_Stated problem:_ Condense the paragraph of the Ovid reading notes that begins "In this book, I noticed varying motifs" into a bulleted list that keeps each of its examples.

In this book, I noticed varying motifs on music, sound and hearing.  Orpheus communicates by music, yet is drowned out by the Bacchantes' shrieks; Apollo and Pan have a musical contest; Mt Tmolus must brush away the forest to hear; Midas for hearing 'incorrectly' has his ears changed to those of an ass; Proteus' words are stopped/finished as he sinks into the sea; on Ceyx's ship, the captain's voice in drowned out by the "blustering winds"; Ceyx's words are impeded by the waves; and the Cimmerian cave is a place of complete silence yet for the Lethe.

While the stories often seem random, we can experience a non-linear telling of some of the history of Troy and its heroes.  The scattering make up a puzzle, if we can only pick up the pieces and fit them into the whole.


Snake  ❥  stone
Thracian women  ❥  oak trees
Midas' touch  ❥  gold
Midas' ears  ❥  ears of an ass
Thetis  ❥  bird/tree/spotted tigress
Thetis  ❥  various shapes  ❥ Thetis
Daedalion  ❥  hawk
Wolf  ❥  marble statue
Ceyx & Alcyone  ❥  birds (kingfishers)
Aesacus  ❥  merganser ("diving bird")


  1. I am stuck! I cannot seem to get moving on this one anymore...seems like Ovid has become monotonous! But I will try and finish! Have not read the review as yet...will come back and re-visit once I have read this book!

    1. Surprisingly, the more I read, the more I begin to enjoy it. I was ready to exile Ovid around chapter 7, but as I read, I'm starting to see themes and strands of interesting ideas through the poetry. Dare I say, I'll be sad when I'm finished? In any case, I hope that you can get going again. Many of the people in these myths have been mentioned in many of my other reads, so at least there is some value to reading it!

_Data section:_
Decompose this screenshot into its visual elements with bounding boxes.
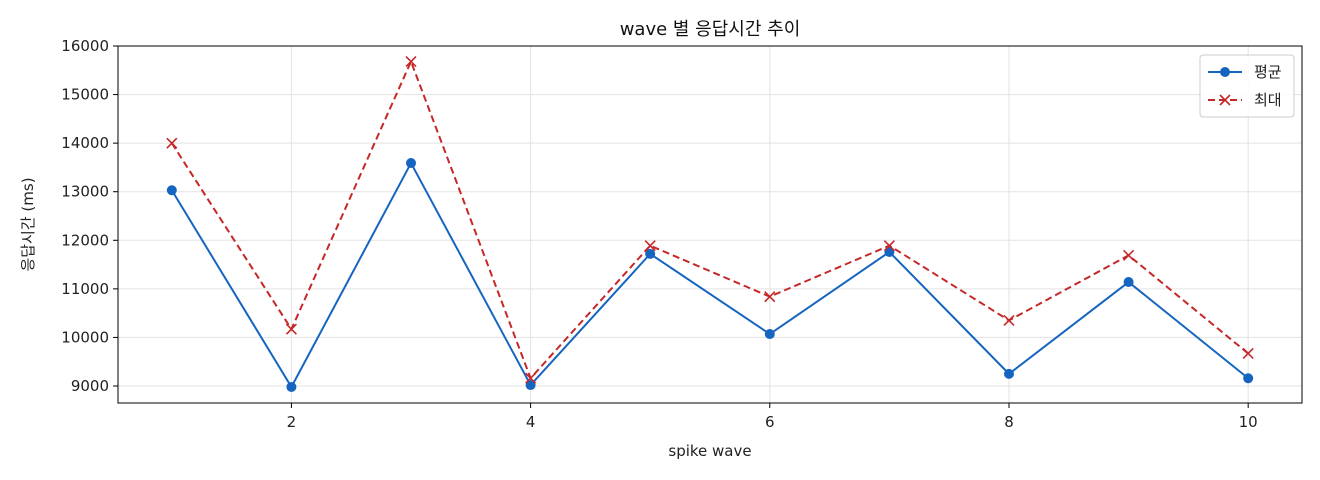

_Solution to the exercise:_
Motifs of music, sound and hearing:
- Orpheus communicates through music but is drowned out by the Bacchantes' shrieks.
- Apollo and Pan hold a musical contest.
- Mt Tmolus has to brush the forest away to hear.
- Midas hears "incorrectly," and his ears are changed to those of an ass.
- Proteus' words stop as he sinks into the sea.
- On Ceyx's ship, the "blustering winds" drown out the captain's voice.
- The waves impede Ceyx's words.
- The Cimmerian cave is completely silent except for the Lethe.